==== MATERIAL FOR THIS EXERCISE
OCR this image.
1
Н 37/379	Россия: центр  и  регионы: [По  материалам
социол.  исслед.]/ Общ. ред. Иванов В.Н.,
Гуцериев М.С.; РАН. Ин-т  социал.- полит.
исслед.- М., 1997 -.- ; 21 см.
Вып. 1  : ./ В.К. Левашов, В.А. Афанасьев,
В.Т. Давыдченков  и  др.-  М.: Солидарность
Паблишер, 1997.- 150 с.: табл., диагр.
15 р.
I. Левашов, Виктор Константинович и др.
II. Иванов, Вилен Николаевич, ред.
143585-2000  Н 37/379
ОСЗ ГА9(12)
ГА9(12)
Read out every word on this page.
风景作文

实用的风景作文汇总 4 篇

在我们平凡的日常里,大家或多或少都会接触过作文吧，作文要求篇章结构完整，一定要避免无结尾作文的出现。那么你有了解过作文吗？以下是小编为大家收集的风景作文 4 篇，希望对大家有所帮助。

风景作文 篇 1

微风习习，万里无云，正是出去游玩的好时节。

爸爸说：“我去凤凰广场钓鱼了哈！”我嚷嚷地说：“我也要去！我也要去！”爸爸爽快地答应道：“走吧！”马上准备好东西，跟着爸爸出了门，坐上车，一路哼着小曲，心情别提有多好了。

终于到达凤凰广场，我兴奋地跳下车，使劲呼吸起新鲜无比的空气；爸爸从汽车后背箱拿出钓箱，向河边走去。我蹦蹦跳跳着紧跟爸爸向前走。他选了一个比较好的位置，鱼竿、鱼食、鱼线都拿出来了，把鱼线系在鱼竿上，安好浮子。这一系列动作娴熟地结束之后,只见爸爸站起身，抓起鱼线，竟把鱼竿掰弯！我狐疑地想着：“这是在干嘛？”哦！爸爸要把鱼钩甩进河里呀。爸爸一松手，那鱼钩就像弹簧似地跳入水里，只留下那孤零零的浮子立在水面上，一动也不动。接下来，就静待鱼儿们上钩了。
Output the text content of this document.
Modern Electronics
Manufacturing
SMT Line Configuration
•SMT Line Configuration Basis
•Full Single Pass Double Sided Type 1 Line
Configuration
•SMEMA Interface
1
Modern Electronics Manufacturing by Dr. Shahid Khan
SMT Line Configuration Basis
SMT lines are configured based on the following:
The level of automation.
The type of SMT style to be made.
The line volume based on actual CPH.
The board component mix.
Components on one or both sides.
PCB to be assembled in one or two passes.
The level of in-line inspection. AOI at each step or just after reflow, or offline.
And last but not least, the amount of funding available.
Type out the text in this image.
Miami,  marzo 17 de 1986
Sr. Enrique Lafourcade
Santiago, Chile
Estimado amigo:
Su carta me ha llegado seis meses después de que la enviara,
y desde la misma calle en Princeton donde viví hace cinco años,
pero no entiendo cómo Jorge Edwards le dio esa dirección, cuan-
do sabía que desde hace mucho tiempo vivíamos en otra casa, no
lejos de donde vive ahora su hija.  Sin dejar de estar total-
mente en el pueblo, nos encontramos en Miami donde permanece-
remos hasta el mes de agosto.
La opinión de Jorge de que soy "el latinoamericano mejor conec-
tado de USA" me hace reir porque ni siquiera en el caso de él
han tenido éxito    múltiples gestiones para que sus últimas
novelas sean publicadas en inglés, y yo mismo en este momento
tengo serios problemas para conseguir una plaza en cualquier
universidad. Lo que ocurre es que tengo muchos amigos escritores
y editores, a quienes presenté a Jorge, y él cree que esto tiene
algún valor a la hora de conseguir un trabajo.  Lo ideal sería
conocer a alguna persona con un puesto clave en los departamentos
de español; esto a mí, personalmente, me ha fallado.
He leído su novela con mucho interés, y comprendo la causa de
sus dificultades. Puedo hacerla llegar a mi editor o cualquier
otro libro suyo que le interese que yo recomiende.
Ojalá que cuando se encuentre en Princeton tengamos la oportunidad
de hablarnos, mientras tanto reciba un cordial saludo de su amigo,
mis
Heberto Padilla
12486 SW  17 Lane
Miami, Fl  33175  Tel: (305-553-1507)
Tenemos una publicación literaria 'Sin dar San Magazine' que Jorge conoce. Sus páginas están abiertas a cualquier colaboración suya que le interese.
========
DESCRIPTION OF THE TASK
In the records above, find each line with the word "Princeton" and copy it.

FINISHED ANSWER
y desde la misma calle en Princeton donde viví hace cinco años,
Ojalá que cuando se encuentre en Princeton tengamos la oportunidad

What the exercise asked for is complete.